### [WHAT IS REQUIRED]
Wherever the word "детей" appears in a line, copy that line.

### [DATA FOR THIS TASK]
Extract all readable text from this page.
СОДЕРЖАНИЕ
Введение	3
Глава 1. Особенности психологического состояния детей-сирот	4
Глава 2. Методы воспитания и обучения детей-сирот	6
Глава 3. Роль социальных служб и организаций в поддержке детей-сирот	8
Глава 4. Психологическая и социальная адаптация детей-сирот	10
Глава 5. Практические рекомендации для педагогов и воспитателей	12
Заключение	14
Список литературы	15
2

==

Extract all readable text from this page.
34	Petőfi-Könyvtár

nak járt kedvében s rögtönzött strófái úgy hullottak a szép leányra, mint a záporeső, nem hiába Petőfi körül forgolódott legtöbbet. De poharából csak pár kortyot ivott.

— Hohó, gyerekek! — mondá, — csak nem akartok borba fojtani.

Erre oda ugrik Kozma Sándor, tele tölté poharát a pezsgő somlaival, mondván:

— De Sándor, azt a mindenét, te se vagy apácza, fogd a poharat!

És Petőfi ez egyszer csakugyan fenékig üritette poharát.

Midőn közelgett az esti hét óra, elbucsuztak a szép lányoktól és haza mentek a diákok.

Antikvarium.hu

### [EXPECTED ANSWER]
Глава 1. Особенности психологического состояния детей-сирот	4
Глава 2. Методы воспитания и обучения детей-сирот	6
Глава 3. Роль социальных служб и организаций в поддержке детей-сирот	8
Глава 4. Психологическая и социальная адаптация детей-сирот	10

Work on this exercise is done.